**INSTRUCTION**
From the entries below, please gather each line containing the string "RESULTADO".

— START RECORDS PROVIDED —

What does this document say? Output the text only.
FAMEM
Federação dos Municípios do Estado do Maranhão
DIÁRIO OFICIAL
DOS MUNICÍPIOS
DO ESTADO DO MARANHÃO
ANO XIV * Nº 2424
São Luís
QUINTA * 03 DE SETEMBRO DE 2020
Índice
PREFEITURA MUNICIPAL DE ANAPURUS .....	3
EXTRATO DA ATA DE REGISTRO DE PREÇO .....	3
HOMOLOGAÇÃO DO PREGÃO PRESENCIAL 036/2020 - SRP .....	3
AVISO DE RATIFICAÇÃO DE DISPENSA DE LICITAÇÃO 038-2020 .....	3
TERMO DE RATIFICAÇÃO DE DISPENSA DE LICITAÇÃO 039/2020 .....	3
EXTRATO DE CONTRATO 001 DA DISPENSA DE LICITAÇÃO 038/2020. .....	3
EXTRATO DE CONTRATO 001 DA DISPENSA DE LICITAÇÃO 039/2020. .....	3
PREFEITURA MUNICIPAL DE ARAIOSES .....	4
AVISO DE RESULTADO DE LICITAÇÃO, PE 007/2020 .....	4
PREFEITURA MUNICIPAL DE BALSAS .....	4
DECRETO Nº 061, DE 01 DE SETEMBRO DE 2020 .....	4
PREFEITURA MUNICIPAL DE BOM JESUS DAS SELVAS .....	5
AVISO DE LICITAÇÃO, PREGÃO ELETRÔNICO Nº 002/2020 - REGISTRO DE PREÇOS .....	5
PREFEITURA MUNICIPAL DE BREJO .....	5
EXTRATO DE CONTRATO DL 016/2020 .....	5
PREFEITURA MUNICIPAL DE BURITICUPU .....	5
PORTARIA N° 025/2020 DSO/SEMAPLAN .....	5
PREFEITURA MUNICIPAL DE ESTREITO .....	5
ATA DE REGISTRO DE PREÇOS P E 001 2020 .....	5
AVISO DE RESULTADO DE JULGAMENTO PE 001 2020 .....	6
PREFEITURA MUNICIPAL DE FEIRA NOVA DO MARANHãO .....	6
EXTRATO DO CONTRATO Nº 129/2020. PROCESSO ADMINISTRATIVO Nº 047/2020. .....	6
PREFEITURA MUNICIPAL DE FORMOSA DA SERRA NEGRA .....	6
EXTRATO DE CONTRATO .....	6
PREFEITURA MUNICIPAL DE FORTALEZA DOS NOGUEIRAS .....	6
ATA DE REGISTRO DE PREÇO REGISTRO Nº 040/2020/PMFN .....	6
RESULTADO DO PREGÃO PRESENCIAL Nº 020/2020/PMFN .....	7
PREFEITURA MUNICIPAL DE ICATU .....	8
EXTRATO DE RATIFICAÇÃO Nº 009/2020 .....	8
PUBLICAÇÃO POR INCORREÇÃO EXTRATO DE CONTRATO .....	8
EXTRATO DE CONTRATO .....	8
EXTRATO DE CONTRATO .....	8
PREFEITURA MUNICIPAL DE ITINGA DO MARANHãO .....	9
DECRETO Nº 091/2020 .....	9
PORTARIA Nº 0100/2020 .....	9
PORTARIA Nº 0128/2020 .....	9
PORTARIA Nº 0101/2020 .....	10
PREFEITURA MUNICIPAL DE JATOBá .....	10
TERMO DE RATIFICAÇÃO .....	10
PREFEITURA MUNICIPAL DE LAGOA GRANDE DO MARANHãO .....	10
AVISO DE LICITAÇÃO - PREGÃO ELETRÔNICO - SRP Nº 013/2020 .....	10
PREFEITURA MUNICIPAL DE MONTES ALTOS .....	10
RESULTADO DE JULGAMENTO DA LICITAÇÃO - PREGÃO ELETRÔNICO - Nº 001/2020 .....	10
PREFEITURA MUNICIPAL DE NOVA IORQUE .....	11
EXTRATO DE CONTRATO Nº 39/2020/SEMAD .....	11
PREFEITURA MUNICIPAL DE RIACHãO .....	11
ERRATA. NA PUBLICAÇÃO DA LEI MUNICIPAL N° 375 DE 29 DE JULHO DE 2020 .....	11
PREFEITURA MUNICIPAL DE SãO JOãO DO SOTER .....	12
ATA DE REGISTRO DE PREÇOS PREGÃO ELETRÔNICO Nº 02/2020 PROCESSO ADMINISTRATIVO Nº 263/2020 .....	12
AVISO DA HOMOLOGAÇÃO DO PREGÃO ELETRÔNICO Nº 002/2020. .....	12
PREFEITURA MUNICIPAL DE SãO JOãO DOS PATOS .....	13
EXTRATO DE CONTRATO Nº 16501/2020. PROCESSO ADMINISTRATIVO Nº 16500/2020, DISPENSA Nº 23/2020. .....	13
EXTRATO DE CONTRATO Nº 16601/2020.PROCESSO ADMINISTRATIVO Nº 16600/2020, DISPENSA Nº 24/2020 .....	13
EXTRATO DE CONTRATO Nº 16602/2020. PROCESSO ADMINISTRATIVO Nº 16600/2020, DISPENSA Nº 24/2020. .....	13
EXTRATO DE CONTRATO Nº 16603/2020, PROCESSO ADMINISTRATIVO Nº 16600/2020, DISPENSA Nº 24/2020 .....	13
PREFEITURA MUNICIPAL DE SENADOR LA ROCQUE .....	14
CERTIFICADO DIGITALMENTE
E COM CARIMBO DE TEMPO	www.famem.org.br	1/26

— END RECORDS PROVIDED —

**THE RESULT**
AVISO DE RESULTADO DE LICITAÇÃO, PE 007/2020 .....	4
AVISO DE RESULTADO DE JULGAMENTO PE 001 2020 .....	6
RESULTADO DO PREGÃO PRESENCIAL Nº 020/2020/PMFN .....	7
RESULTADO DE JULGAMENTO DA LICITAÇÃO - PREGÃO ELETRÔNICO - Nº 001/2020 .....	10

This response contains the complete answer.